** START Data listing **

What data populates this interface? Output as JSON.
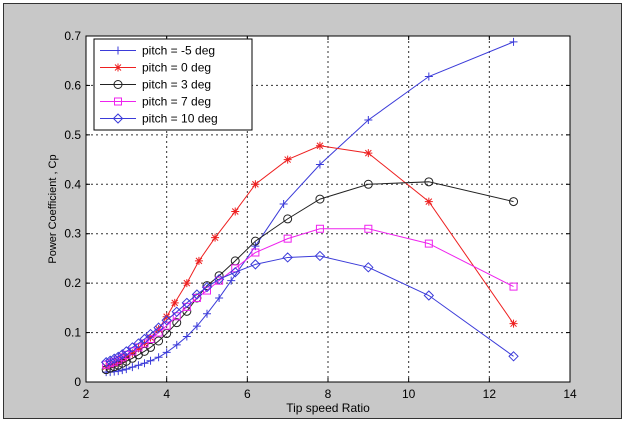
{
  "chart_data": {
    "type": "line",
    "title": "",
    "xlabel": "Tip speed Ratio",
    "ylabel": "Power Coefficient , Cp",
    "xlim": [
      2,
      14
    ],
    "ylim": [
      0,
      0.7
    ],
    "xticks": [
      2,
      4,
      6,
      8,
      10,
      12,
      14
    ],
    "yticks": [
      0,
      0.1,
      0.2,
      0.3,
      0.4,
      0.5,
      0.6,
      0.7
    ],
    "xtick_labels": [
      "2",
      "4",
      "6",
      "8",
      "10",
      "12",
      "14"
    ],
    "ytick_labels": [
      "0",
      "0.1",
      "0.2",
      "0.3",
      "0.4",
      "0.5",
      "0.6",
      "0.7"
    ],
    "grid": true,
    "legend_position": "top-left",
    "series": [
      {
        "name": "pitch = -5 deg",
        "color": "#3b3bd9",
        "marker": "plus",
        "x": [
          2.5,
          2.6,
          2.7,
          2.8,
          2.9,
          3.0,
          3.15,
          3.3,
          3.45,
          3.6,
          3.8,
          4.0,
          4.25,
          4.5,
          4.75,
          5.0,
          5.3,
          5.6,
          6.2,
          6.9,
          7.8,
          9.0,
          10.5,
          12.6
        ],
        "y": [
          0.02,
          0.02,
          0.021,
          0.022,
          0.024,
          0.026,
          0.03,
          0.034,
          0.038,
          0.043,
          0.05,
          0.06,
          0.075,
          0.092,
          0.113,
          0.138,
          0.17,
          0.205,
          0.275,
          0.36,
          0.44,
          0.53,
          0.618,
          0.688
        ]
      },
      {
        "name": "pitch = 0 deg",
        "color": "#ee2020",
        "marker": "star",
        "x": [
          2.5,
          2.6,
          2.7,
          2.8,
          2.9,
          3.0,
          3.15,
          3.3,
          3.45,
          3.6,
          3.8,
          4.0,
          4.2,
          4.5,
          4.8,
          5.2,
          5.7,
          6.2,
          7.0,
          7.8,
          9.0,
          10.5,
          12.6
        ],
        "y": [
          0.031,
          0.034,
          0.037,
          0.04,
          0.045,
          0.05,
          0.058,
          0.068,
          0.078,
          0.09,
          0.107,
          0.132,
          0.16,
          0.2,
          0.245,
          0.292,
          0.345,
          0.4,
          0.45,
          0.478,
          0.463,
          0.365,
          0.118
        ]
      },
      {
        "name": "pitch = 3 deg",
        "color": "#222222",
        "marker": "circle",
        "x": [
          2.5,
          2.6,
          2.7,
          2.8,
          2.9,
          3.0,
          3.15,
          3.3,
          3.45,
          3.6,
          3.8,
          4.0,
          4.25,
          4.5,
          4.75,
          5.0,
          5.3,
          5.7,
          6.2,
          7.0,
          7.8,
          9.0,
          10.5,
          12.6
        ],
        "y": [
          0.025,
          0.028,
          0.031,
          0.034,
          0.038,
          0.042,
          0.048,
          0.055,
          0.062,
          0.07,
          0.083,
          0.098,
          0.12,
          0.143,
          0.17,
          0.195,
          0.215,
          0.245,
          0.285,
          0.33,
          0.37,
          0.4,
          0.405,
          0.365
        ]
      },
      {
        "name": "pitch = 7 deg",
        "color": "#ee22ee",
        "marker": "square",
        "x": [
          2.5,
          2.6,
          2.7,
          2.8,
          2.9,
          3.0,
          3.15,
          3.3,
          3.45,
          3.6,
          3.8,
          4.0,
          4.25,
          4.5,
          4.75,
          5.0,
          5.3,
          5.7,
          6.2,
          7.0,
          7.8,
          9.0,
          10.5,
          12.6
        ],
        "y": [
          0.035,
          0.038,
          0.041,
          0.045,
          0.05,
          0.055,
          0.062,
          0.07,
          0.078,
          0.087,
          0.1,
          0.114,
          0.133,
          0.152,
          0.17,
          0.185,
          0.205,
          0.23,
          0.262,
          0.29,
          0.31,
          0.31,
          0.28,
          0.193
        ]
      },
      {
        "name": "pitch = 10 deg",
        "color": "#3b3bd9",
        "marker": "diamond",
        "x": [
          2.5,
          2.6,
          2.7,
          2.8,
          2.9,
          3.0,
          3.15,
          3.3,
          3.45,
          3.6,
          3.8,
          4.0,
          4.25,
          4.5,
          4.75,
          5.0,
          5.3,
          5.7,
          6.2,
          7.0,
          7.8,
          9.0,
          10.5,
          12.6
        ],
        "y": [
          0.04,
          0.043,
          0.047,
          0.051,
          0.056,
          0.062,
          0.07,
          0.078,
          0.087,
          0.097,
          0.11,
          0.125,
          0.142,
          0.16,
          0.177,
          0.192,
          0.208,
          0.222,
          0.238,
          0.252,
          0.255,
          0.232,
          0.175,
          0.052
        ]
      }
    ]
  }
}
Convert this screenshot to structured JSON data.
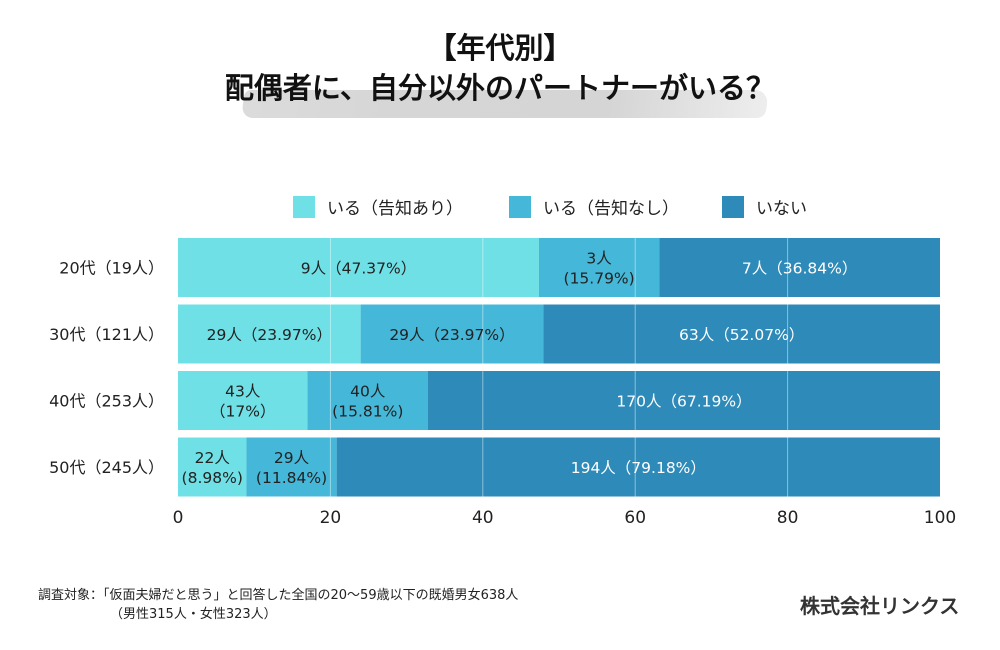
{
  "title": {
    "line1": "【年代別】",
    "line2": "配偶者に、自分以外のパートナーがいる？"
  },
  "chart_data": {
    "type": "bar",
    "orientation": "horizontal",
    "stacked": true,
    "categories": [
      "20代（19人）",
      "30代（121人）",
      "40代（253人）",
      "50代（245人）"
    ],
    "series": [
      {
        "name": "いる（告知あり）",
        "color": "#6ee0e6",
        "values": [
          47.37,
          23.97,
          17,
          8.98
        ],
        "labels": [
          [
            "9人（47.37%）"
          ],
          [
            "29人（23.97%）"
          ],
          [
            "43人",
            "（17%）"
          ],
          [
            "22人",
            "(8.98%)"
          ]
        ]
      },
      {
        "name": "いる（告知なし）",
        "color": "#45b7d8",
        "values": [
          15.79,
          23.97,
          15.81,
          11.84
        ],
        "labels": [
          [
            "3人",
            "(15.79%)"
          ],
          [
            "29人（23.97%）"
          ],
          [
            "40人",
            "(15.81%)"
          ],
          [
            "29人",
            "(11.84%)"
          ]
        ]
      },
      {
        "name": "いない",
        "color": "#2e8ab8",
        "values": [
          36.84,
          52.07,
          67.19,
          79.18
        ],
        "labels": [
          [
            "7人（36.84%）"
          ],
          [
            "63人（52.07%）"
          ],
          [
            "170人（67.19%）"
          ],
          [
            "194人（79.18%）"
          ]
        ]
      }
    ],
    "xlim": [
      0,
      100
    ],
    "xticks": [
      "0",
      "20",
      "40",
      "60",
      "80",
      "100"
    ],
    "grid": true,
    "legend_position": "top"
  },
  "footnote": {
    "line1": "調査対象：「仮面夫婦だと思う」と回答した全国の20〜59歳以下の既婚男女638人",
    "line2": "（男性315人・女性323人）"
  },
  "company": "株式会社リンクス"
}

** END Data listing **

Your goal: From the records above, pick out and copy each line holding the word "this".

Task answer:
What data populates this interface? Output as JSON.
Convert this screenshot to structured JSON data.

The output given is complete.